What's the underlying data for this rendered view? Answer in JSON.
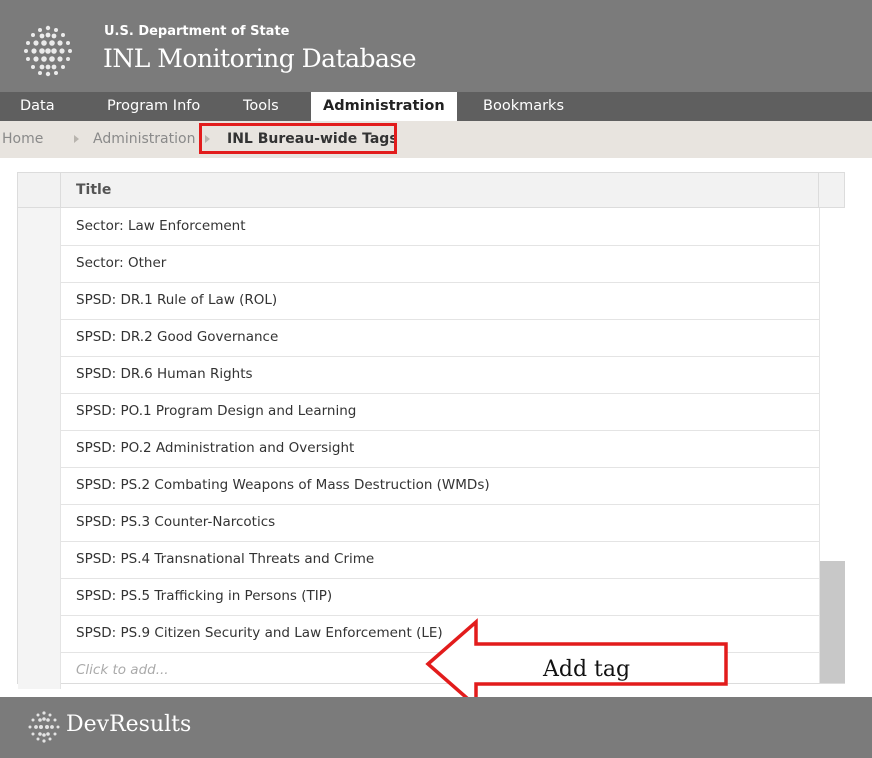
{
  "header": {
    "department": "U.S. Department of State",
    "app_name": "INL Monitoring Database"
  },
  "nav": {
    "items": [
      {
        "label": "Data"
      },
      {
        "label": "Program Info"
      },
      {
        "label": "Tools"
      },
      {
        "label": "Administration",
        "active": true
      },
      {
        "label": "Bookmarks"
      }
    ]
  },
  "breadcrumb": {
    "items": [
      {
        "label": "Home"
      },
      {
        "label": "Administration"
      },
      {
        "label": "INL Bureau-wide Tags"
      }
    ]
  },
  "grid": {
    "column_title": "Title",
    "rows": [
      "Sector: Law Enforcement",
      "Sector: Other",
      "SPSD: DR.1 Rule of Law (ROL)",
      "SPSD: DR.2 Good Governance",
      "SPSD: DR.6 Human Rights",
      "SPSD: PO.1 Program Design and Learning",
      "SPSD: PO.2 Administration and Oversight",
      "SPSD: PS.2 Combating Weapons of Mass Destruction (WMDs)",
      "SPSD: PS.3 Counter-Narcotics",
      "SPSD: PS.4 Transnational Threats and Crime",
      "SPSD: PS.5 Trafficking in Persons (TIP)",
      "SPSD: PS.9 Citizen Security and Law Enforcement (LE)"
    ],
    "add_placeholder": "Click to add..."
  },
  "annotation": {
    "label": "Add tag",
    "color": "#e21c1c"
  },
  "footer": {
    "brand": "DevResults"
  },
  "colors": {
    "header_bg": "#7b7b7b",
    "nav_bg": "#5f5f5f",
    "breadcrumb_bg": "#e8e4df",
    "highlight_red": "#e21c1c"
  }
}
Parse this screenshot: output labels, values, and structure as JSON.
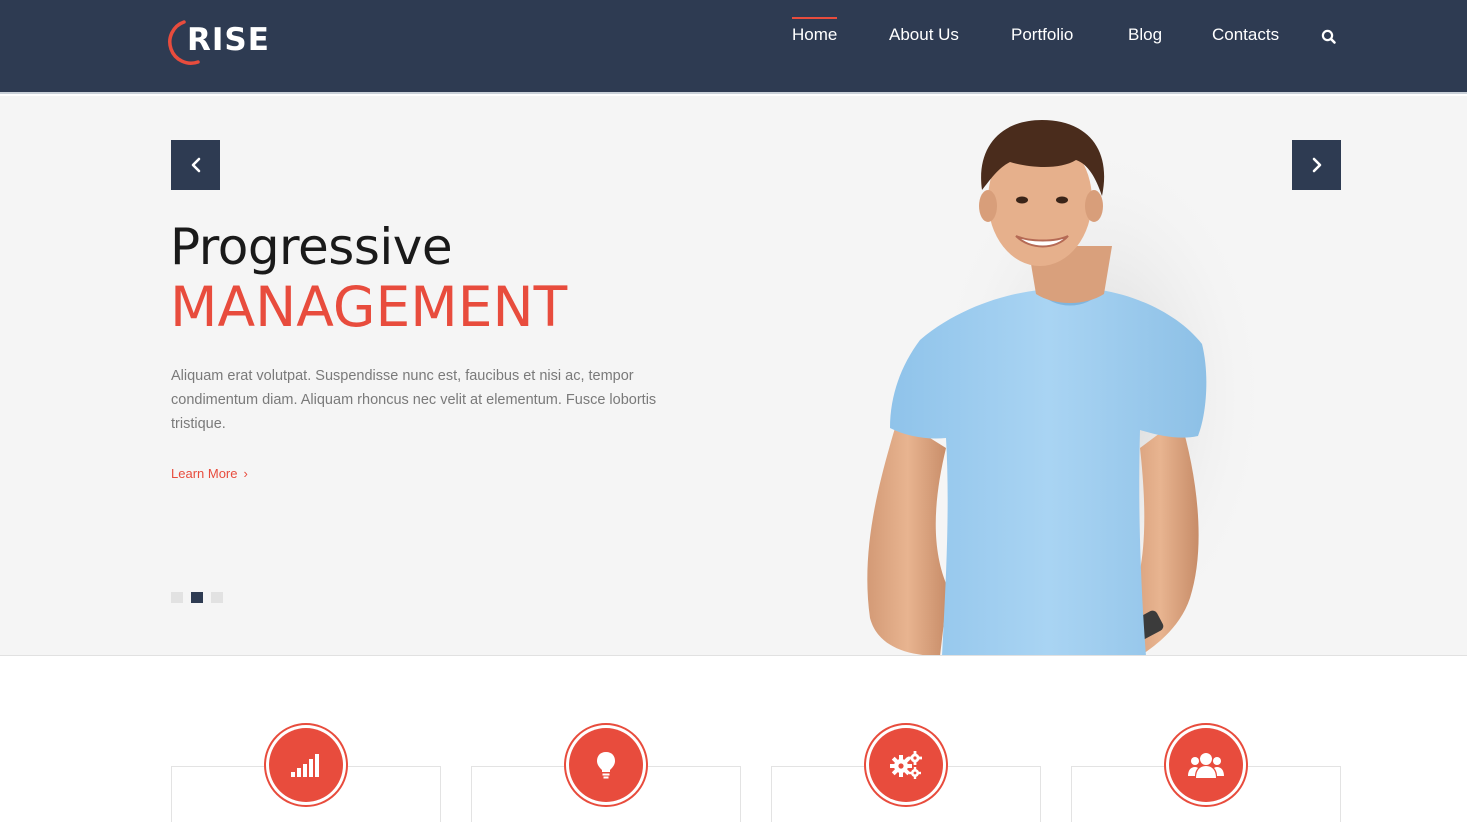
{
  "brand": {
    "logo_text": "RISE",
    "accent_color": "#e84c3d",
    "dark_color": "#2e3b52"
  },
  "nav": {
    "items": [
      {
        "label": "Home",
        "active": true
      },
      {
        "label": "About Us",
        "active": false
      },
      {
        "label": "Portfolio",
        "active": false
      },
      {
        "label": "Blog",
        "active": false
      },
      {
        "label": "Contacts",
        "active": false
      }
    ],
    "search_icon": "search-icon"
  },
  "hero": {
    "title": "Progressive",
    "subtitle": "MANAGEMENT",
    "description": "Aliquam erat volutpat. Suspendisse nunc est, faucibus et nisi ac, tempor condimentum diam. Aliquam rhoncus nec velit at elementum. Fusce lobortis tristique.",
    "learn_more_label": "Learn More",
    "prev_icon": "chevron-left-icon",
    "next_icon": "chevron-right-icon",
    "slides_total": 3,
    "active_slide": 2
  },
  "features": [
    {
      "icon": "signal-bars-icon"
    },
    {
      "icon": "lightbulb-icon"
    },
    {
      "icon": "gears-icon"
    },
    {
      "icon": "users-icon"
    }
  ]
}
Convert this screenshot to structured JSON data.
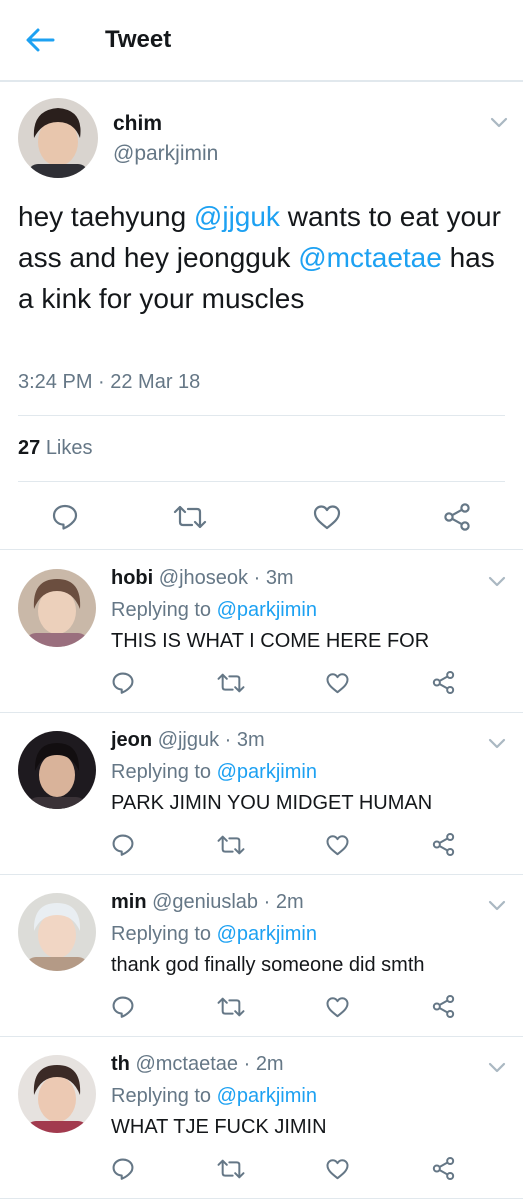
{
  "header": {
    "title": "Tweet"
  },
  "tweet": {
    "name": "chim",
    "handle": "@parkjimin",
    "text": {
      "t1": "hey taehyung ",
      "m1": "@jjguk",
      "t2": " wants to eat your ass and hey jeongguk ",
      "m2": "@mctaetae",
      "t3": " has a kink for your muscles"
    },
    "timestamp": "3:24 PM · 22 Mar 18",
    "likes_count": "27",
    "likes_label": "Likes"
  },
  "replies": [
    {
      "name": "hobi",
      "handle": "@jhoseok",
      "time": "3m",
      "replying_label": "Replying to",
      "replying_handle": "@parkjimin",
      "text": "THIS IS WHAT I COME HERE FOR"
    },
    {
      "name": "jeon",
      "handle": "@jjguk",
      "time": "3m",
      "replying_label": "Replying to",
      "replying_handle": "@parkjimin",
      "text": "PARK JIMIN YOU MIDGET HUMAN"
    },
    {
      "name": "min",
      "handle": "@geniuslab",
      "time": "2m",
      "replying_label": "Replying to",
      "replying_handle": "@parkjimin",
      "text": "thank god finally someone did smth"
    },
    {
      "name": "th",
      "handle": "@mctaetae",
      "time": "2m",
      "replying_label": "Replying to",
      "replying_handle": "@parkjimin",
      "text": "WHAT TJE FUCK JIMIN"
    }
  ],
  "icons": {
    "back": "arrow-left-icon",
    "caret": "chevron-down-icon",
    "reply": "comment-icon",
    "retweet": "retweet-icon",
    "like": "heart-icon",
    "share": "share-icon"
  },
  "colors": {
    "accent": "#1da1f2",
    "secondary_text": "#657786",
    "divider": "#e1e8ed"
  }
}
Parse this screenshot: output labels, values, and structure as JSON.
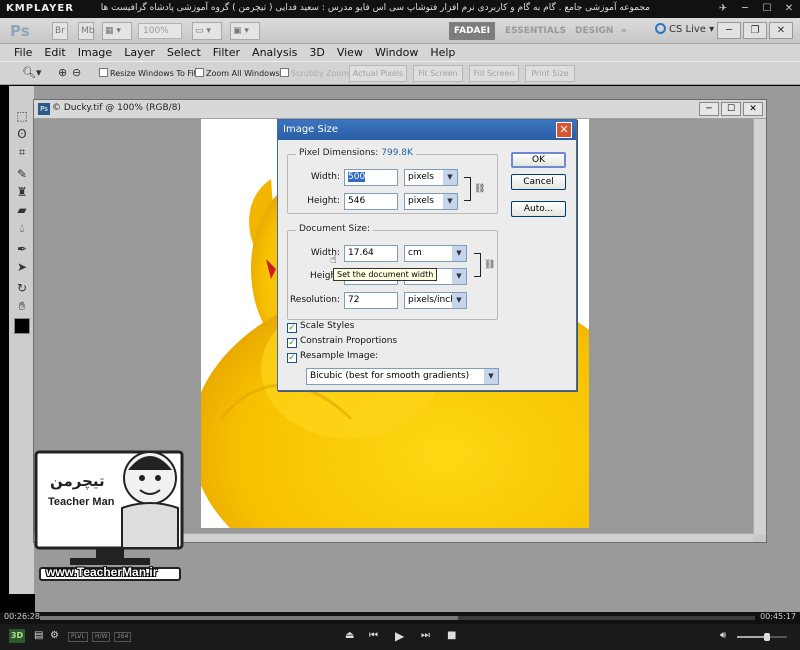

++++++++++

## [Exercise brief]
Copy out every line of the material above exactly, skipping the pictures.

## [Full answer]
What's the underlying data for this rendered view? Answer in JSON.
{
  "header": {
    "department": "U.S. Department of State",
    "app_name": "INL Monitoring Database"
  },
  "nav": {
    "items": [
      {
        "label": "Data"
      },
      {
        "label": "Program Info"
      },
      {
        "label": "Tools"
      },
      {
        "label": "Administration",
        "active": true
      },
      {
        "label": "Bookmarks"
      }
    ]
  },
  "breadcrumb": {
    "items": [
      {
        "label": "Home"
      },
      {
        "label": "Administration"
      },
      {
        "label": "INL Bureau-wide Tags"
      }
    ]
  },
  "grid": {
    "column_title": "Title",
    "rows": [
      "Sector: Law Enforcement",
      "Sector: Other",
      "SPSD: DR.1 Rule of Law (ROL)",
      "SPSD: DR.2 Good Governance",
      "SPSD: DR.6 Human Rights",
      "SPSD: PO.1 Program Design and Learning",
      "SPSD: PO.2 Administration and Oversight",
      "SPSD: PS.2 Combating Weapons of Mass Destruction (WMDs)",
      "SPSD: PS.3 Counter-Narcotics",
      "SPSD: PS.4 Transnational Threats and Crime",
      "SPSD: PS.5 Trafficking in Persons (TIP)",
      "SPSD: PS.9 Citizen Security and Law Enforcement (LE)"
    ],
    "add_placeholder": "Click to add..."
  },
  "annotation": {
    "label": "Add tag",
    "color": "#e21c1c"
  },
  "footer": {
    "brand": "DevResults"
  },
  "colors": {
    "header_bg": "#7b7b7b",
    "nav_bg": "#5f5f5f",
    "breadcrumb_bg": "#e8e4df",
    "highlight_red": "#e21c1c"
  }
}
Parse this screenshot: output labels, values, and structure as JSON.
{
  "brand": {
    "logo_text": "RISE",
    "accent_color": "#e84c3d",
    "dark_color": "#2e3b52"
  },
  "nav": {
    "items": [
      {
        "label": "Home",
        "active": true
      },
      {
        "label": "About Us",
        "active": false
      },
      {
        "label": "Portfolio",
        "active": false
      },
      {
        "label": "Blog",
        "active": false
      },
      {
        "label": "Contacts",
        "active": false
      }
    ],
    "search_icon": "search-icon"
  },
  "hero": {
    "title": "Progressive",
    "subtitle": "MANAGEMENT",
    "description": "Aliquam erat volutpat. Suspendisse nunc est, faucibus et nisi ac, tempor condimentum diam. Aliquam rhoncus nec velit at elementum. Fusce lobortis tristique.",
    "learn_more_label": "Learn More",
    "prev_icon": "chevron-left-icon",
    "next_icon": "chevron-right-icon",
    "slides_total": 3,
    "active_slide": 2
  },
  "features": [
    {
      "icon": "signal-bars-icon"
    },
    {
      "icon": "lightbulb-icon"
    },
    {
      "icon": "gears-icon"
    },
    {
      "icon": "users-icon"
    }
  ]
}
Convert this screenshot to structured JSON data.
{
  "header": {
    "title": "Tweet"
  },
  "tweet": {
    "name": "chim",
    "handle": "@parkjimin",
    "text": {
      "t1": "hey taehyung ",
      "m1": "@jjguk",
      "t2": " wants to eat your ass and hey jeongguk ",
      "m2": "@mctaetae",
      "t3": " has a kink for your muscles"
    },
    "timestamp": "3:24 PM · 22 Mar 18",
    "likes_count": "27",
    "likes_label": "Likes"
  },
  "replies": [
    {
      "name": "hobi",
      "handle": "@jhoseok",
      "time": "3m",
      "replying_label": "Replying to",
      "replying_handle": "@parkjimin",
      "text": "THIS IS WHAT I COME HERE FOR"
    },
    {
      "name": "jeon",
      "handle": "@jjguk",
      "time": "3m",
      "replying_label": "Replying to",
      "replying_handle": "@parkjimin",
      "text": "PARK JIMIN YOU MIDGET HUMAN"
    },
    {
      "name": "min",
      "handle": "@geniuslab",
      "time": "2m",
      "replying_label": "Replying to",
      "replying_handle": "@parkjimin",
      "text": "thank god finally someone did smth"
    },
    {
      "name": "th",
      "handle": "@mctaetae",
      "time": "2m",
      "replying_label": "Replying to",
      "replying_handle": "@parkjimin",
      "text": "WHAT TJE FUCK JIMIN"
    }
  ],
  "icons": {
    "back": "arrow-left-icon",
    "caret": "chevron-down-icon",
    "reply": "comment-icon",
    "retweet": "retweet-icon",
    "like": "heart-icon",
    "share": "share-icon"
  },
  "colors": {
    "accent": "#1da1f2",
    "secondary_text": "#657786",
    "divider": "#e1e8ed"
  }
}
Parse this screenshot: output labels, values, and structure as JSON.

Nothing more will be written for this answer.